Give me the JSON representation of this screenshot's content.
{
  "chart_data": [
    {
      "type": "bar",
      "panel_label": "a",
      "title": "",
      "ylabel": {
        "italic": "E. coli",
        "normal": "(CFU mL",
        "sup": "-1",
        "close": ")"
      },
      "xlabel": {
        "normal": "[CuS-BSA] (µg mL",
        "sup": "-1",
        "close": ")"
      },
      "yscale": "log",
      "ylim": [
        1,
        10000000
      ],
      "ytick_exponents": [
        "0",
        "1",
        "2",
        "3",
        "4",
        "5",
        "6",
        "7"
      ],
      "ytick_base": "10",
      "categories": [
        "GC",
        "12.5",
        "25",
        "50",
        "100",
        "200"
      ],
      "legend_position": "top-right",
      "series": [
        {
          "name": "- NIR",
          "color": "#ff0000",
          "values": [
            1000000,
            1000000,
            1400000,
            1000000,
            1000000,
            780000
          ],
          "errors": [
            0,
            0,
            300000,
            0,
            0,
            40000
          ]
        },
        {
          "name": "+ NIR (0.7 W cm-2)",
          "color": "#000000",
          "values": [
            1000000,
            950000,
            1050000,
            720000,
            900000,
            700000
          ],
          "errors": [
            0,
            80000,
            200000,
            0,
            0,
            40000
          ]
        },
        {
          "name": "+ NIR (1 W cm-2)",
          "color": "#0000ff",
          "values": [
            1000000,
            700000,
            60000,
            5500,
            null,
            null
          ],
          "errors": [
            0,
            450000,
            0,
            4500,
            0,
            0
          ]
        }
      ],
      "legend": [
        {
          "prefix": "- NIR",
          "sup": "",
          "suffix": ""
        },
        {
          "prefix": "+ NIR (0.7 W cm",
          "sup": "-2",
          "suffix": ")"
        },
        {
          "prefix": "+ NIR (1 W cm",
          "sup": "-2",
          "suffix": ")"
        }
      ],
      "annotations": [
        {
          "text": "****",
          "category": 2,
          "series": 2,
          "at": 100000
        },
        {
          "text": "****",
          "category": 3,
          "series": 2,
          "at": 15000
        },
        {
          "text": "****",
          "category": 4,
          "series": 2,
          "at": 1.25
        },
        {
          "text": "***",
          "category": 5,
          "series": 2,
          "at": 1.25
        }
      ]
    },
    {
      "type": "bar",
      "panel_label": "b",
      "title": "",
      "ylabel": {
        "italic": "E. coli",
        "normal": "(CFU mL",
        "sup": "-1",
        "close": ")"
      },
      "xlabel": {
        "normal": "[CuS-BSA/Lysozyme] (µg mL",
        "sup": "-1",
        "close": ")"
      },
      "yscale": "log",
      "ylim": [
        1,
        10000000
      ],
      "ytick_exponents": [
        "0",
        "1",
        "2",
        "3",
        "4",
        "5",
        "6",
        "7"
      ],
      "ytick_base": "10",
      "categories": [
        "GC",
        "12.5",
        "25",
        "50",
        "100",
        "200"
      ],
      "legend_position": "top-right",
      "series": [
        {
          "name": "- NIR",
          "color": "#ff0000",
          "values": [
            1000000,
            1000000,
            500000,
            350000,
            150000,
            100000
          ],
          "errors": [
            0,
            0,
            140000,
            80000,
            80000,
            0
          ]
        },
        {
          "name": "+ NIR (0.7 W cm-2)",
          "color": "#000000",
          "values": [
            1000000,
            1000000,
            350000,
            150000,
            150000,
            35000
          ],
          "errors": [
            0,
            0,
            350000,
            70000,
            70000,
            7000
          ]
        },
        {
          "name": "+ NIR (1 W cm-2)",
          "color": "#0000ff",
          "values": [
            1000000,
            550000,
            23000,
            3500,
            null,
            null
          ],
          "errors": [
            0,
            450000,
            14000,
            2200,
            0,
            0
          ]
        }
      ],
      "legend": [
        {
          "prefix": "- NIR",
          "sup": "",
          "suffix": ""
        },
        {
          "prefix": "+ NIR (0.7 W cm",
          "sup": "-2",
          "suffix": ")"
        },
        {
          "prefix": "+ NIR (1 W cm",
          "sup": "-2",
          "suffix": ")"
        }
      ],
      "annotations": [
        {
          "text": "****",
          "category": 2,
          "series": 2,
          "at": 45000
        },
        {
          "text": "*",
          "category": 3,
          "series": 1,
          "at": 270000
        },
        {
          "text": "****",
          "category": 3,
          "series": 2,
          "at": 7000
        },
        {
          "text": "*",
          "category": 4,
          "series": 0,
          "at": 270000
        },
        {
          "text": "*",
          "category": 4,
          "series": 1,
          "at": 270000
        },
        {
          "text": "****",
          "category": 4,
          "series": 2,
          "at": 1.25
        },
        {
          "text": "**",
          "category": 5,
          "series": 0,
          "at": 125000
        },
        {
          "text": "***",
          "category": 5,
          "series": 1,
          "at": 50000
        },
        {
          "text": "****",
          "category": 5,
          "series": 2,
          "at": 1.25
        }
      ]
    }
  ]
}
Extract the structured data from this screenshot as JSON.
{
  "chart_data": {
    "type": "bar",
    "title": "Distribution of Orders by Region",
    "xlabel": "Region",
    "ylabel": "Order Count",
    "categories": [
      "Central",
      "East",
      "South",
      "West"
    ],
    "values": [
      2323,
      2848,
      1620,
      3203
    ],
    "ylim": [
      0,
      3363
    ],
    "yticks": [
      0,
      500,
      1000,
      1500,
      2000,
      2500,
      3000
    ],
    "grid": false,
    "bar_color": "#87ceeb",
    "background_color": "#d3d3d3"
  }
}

────────────────────

• EXERCISE: Return exactly the lines from the one containing "Extract the structured" through the last line of the records above, both included, and nothing else.

• FULL SOLUTION:
Extract the structured data from this screenshot as JSON.
{
  "chart_data": {
    "type": "bar",
    "title": "Distribution of Orders by Region",
    "xlabel": "Region",
    "ylabel": "Order Count",
    "categories": [
      "Central",
      "East",
      "South",
      "West"
    ],
    "values": [
      2323,
      2848,
      1620,
      3203
    ],
    "ylim": [
      0,
      3363
    ],
    "yticks": [
      0,
      500,
      1000,
      1500,
      2000,
      2500,
      3000
    ],
    "grid": false,
    "bar_color": "#87ceeb",
    "background_color": "#d3d3d3"
  }
}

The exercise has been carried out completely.